**Written request**
Within the records below, find each line that holds the string "запахом", then copy it.

**Data provided**
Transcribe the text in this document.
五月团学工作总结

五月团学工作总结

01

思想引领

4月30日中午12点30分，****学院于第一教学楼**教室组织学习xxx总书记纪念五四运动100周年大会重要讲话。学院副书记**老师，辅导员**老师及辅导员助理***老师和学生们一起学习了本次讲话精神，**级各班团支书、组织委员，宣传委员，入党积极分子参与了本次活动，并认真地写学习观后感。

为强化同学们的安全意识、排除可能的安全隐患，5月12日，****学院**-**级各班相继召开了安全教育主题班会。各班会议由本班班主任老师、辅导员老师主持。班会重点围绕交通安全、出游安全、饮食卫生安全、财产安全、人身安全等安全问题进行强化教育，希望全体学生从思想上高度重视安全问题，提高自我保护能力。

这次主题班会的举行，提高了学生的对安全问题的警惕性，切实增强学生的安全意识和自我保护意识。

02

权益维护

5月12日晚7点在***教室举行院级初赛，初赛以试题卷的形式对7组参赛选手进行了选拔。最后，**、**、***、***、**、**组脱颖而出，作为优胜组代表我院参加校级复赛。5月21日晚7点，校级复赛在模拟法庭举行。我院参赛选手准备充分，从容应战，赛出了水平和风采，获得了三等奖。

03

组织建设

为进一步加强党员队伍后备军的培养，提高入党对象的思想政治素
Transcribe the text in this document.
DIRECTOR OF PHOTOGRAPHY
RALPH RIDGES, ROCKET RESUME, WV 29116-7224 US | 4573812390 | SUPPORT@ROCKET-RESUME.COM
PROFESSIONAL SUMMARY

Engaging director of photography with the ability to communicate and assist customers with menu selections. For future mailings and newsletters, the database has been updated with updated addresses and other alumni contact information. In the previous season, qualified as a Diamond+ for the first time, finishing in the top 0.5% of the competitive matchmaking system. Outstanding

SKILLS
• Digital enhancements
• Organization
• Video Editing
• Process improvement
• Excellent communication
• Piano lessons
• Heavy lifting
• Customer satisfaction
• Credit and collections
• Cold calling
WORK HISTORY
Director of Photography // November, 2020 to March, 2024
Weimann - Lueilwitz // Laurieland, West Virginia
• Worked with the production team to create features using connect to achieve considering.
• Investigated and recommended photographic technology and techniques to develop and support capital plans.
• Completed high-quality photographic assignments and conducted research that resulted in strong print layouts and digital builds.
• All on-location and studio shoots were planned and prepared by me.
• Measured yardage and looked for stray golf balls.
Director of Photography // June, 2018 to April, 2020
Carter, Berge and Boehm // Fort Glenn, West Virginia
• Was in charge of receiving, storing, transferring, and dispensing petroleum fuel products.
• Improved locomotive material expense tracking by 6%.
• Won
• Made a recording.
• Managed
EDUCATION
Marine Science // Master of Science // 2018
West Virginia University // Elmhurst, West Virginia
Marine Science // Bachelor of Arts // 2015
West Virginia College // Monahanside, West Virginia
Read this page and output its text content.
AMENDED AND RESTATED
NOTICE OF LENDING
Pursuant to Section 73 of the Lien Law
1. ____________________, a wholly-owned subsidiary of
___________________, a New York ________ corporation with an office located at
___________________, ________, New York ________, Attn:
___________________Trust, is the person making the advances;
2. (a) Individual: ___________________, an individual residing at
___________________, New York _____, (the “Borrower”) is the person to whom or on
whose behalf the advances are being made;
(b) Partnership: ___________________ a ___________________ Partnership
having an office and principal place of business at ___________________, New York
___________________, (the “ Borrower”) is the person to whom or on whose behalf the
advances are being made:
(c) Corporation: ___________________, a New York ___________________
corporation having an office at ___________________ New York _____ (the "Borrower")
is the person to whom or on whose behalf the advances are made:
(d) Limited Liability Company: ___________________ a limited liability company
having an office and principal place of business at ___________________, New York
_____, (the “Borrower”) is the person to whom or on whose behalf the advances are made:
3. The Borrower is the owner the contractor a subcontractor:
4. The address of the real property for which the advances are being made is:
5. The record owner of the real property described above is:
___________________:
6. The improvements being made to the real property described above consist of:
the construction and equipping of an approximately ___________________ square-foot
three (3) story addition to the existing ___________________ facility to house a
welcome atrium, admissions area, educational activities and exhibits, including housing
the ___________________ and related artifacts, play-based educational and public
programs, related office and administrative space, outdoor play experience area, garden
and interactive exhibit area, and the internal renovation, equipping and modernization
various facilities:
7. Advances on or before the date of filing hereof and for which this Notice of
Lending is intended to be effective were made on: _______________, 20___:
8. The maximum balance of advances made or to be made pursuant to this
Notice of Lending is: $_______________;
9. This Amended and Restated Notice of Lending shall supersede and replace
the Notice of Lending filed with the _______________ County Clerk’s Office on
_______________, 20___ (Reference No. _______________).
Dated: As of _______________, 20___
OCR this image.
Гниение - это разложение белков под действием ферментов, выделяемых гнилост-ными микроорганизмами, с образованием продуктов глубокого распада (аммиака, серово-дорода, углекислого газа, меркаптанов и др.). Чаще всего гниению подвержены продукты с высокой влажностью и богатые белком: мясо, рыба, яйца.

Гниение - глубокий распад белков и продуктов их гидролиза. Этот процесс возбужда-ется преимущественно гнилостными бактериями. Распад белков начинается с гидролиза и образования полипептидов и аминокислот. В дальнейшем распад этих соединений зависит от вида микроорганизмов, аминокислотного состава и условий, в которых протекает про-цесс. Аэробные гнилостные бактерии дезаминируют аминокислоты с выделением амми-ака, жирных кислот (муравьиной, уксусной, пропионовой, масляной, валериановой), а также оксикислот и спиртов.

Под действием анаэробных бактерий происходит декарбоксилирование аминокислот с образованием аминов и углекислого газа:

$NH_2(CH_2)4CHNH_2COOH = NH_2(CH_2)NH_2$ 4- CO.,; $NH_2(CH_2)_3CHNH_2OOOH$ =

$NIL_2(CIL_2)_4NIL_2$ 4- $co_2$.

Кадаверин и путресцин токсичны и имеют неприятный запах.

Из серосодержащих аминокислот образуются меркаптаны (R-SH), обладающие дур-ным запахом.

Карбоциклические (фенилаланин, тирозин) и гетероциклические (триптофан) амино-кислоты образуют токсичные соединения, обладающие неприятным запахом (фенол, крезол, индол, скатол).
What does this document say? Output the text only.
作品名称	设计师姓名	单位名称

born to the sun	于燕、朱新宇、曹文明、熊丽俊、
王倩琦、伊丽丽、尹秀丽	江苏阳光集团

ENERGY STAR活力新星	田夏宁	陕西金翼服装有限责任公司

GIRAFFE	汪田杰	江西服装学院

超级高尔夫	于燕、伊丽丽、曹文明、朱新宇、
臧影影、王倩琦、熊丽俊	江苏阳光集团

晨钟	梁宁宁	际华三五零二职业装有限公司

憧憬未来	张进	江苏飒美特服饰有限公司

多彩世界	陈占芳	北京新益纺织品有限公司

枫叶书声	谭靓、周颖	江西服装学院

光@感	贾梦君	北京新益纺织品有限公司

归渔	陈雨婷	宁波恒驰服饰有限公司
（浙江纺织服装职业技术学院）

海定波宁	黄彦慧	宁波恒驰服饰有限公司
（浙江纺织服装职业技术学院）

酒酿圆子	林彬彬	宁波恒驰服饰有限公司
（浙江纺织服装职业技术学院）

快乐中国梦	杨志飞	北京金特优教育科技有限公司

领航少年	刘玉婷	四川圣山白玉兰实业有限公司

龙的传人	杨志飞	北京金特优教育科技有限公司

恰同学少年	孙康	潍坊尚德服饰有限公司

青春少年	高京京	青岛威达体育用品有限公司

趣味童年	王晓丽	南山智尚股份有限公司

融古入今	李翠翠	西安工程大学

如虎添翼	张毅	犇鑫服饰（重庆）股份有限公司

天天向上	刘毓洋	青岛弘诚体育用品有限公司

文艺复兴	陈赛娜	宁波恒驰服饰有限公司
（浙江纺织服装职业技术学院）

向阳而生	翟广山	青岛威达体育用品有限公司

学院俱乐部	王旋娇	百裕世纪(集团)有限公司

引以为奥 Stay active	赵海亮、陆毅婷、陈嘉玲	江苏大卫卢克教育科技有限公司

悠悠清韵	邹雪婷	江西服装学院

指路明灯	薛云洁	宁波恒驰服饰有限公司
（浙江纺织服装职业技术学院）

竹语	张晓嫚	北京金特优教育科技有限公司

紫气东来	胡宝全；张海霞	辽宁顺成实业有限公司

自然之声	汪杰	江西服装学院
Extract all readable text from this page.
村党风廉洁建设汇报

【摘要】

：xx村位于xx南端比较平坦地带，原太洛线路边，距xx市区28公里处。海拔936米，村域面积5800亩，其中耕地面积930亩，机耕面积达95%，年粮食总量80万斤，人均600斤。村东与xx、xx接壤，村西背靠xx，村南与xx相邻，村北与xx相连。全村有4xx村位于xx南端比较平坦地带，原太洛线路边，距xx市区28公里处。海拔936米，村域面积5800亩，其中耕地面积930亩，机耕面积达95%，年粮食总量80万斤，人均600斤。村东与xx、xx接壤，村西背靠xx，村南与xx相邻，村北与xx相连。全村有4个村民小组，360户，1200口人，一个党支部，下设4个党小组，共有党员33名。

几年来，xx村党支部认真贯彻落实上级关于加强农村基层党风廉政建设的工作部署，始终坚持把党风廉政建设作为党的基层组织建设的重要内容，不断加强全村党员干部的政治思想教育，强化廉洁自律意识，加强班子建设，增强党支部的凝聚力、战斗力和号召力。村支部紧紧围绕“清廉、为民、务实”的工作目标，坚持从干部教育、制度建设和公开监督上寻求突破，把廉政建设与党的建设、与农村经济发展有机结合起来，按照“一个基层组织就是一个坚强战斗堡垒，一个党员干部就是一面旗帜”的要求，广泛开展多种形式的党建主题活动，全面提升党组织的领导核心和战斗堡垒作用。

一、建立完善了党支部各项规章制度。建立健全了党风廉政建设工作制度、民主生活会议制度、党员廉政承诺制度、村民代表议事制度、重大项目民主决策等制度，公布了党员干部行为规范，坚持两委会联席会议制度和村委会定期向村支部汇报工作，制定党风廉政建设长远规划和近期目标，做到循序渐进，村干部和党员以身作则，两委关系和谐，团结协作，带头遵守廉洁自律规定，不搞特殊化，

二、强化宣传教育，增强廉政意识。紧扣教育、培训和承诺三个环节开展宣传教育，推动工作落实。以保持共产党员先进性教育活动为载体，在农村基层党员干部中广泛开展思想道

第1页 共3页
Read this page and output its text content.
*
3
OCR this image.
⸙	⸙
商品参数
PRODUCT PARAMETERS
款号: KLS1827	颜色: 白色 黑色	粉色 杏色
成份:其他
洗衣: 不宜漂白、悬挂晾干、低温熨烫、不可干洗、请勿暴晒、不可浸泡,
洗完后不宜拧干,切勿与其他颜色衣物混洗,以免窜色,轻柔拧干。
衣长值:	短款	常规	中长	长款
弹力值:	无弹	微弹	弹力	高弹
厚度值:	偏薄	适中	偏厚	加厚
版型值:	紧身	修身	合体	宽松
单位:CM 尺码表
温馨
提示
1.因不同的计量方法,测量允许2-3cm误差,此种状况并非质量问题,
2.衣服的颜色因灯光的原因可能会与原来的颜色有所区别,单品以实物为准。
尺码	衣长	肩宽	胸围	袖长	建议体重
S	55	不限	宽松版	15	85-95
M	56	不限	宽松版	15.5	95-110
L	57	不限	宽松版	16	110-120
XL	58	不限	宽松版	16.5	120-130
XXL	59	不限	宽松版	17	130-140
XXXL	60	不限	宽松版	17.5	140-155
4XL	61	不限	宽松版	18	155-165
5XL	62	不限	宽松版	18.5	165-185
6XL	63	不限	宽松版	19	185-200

**Final answer**
Из серосодержащих аминокислот образуются меркаптаны (R-SH), обладающие дур-ным запахом.
Карбоциклические (фенилаланин, тирозин) и гетероциклические (триптофан) амино-кислоты образуют токсичные соединения, обладающие неприятным запахом (фенол, крезол, индол, скатол).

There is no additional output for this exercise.